Filter the listing below, copying every line in which the word "logo" appears.

▶ **Records for this exercise**
★ ★ ★ ★

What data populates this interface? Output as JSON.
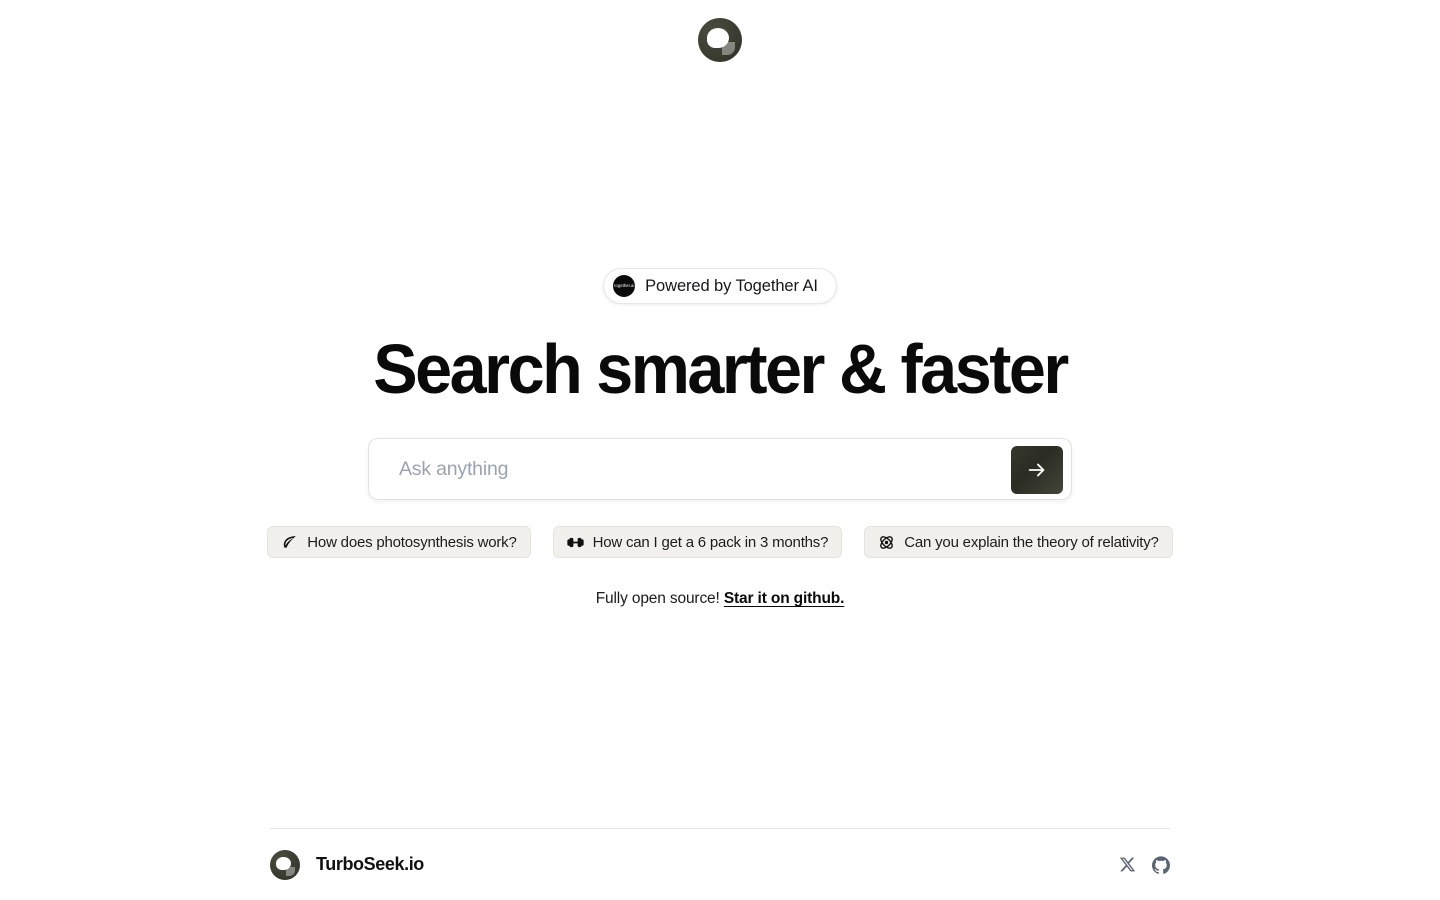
{
  "app": {
    "logo_icon": "turboseek-chat-bubble-logo",
    "brand_name": "TurboSeek.io",
    "accent_dark": "#2e3026",
    "chip_bg": "#f1f0ec",
    "page_bg": "#ffffff"
  },
  "hero": {
    "badge": {
      "icon": "together-ai-logo",
      "badge_text": "together.ai",
      "label": "Powered by Together AI"
    },
    "headline": "Search smarter & faster"
  },
  "search": {
    "placeholder": "Ask anything",
    "value": "",
    "submit_icon": "arrow-right-icon",
    "submit_label": "Submit search"
  },
  "suggestions": [
    {
      "icon": "leaf-icon",
      "label": "How does photosynthesis work?"
    },
    {
      "icon": "dumbbell-icon",
      "label": "How can I get a 6 pack in 3 months?"
    },
    {
      "icon": "atom-icon",
      "label": "Can you explain the theory of relativity?"
    }
  ],
  "open_source": {
    "text": "Fully open source!",
    "link_label": "Star it on github."
  },
  "footer": {
    "brand_name": "TurboSeek.io",
    "socials": [
      {
        "icon": "x-twitter-icon",
        "name": "X"
      },
      {
        "icon": "github-icon",
        "name": "GitHub"
      }
    ]
  }
}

★ ★ ★ ★

▶ **Solution to the exercise**
    "logo_icon": "turboseek-chat-bubble-logo",
      "icon": "together-ai-logo",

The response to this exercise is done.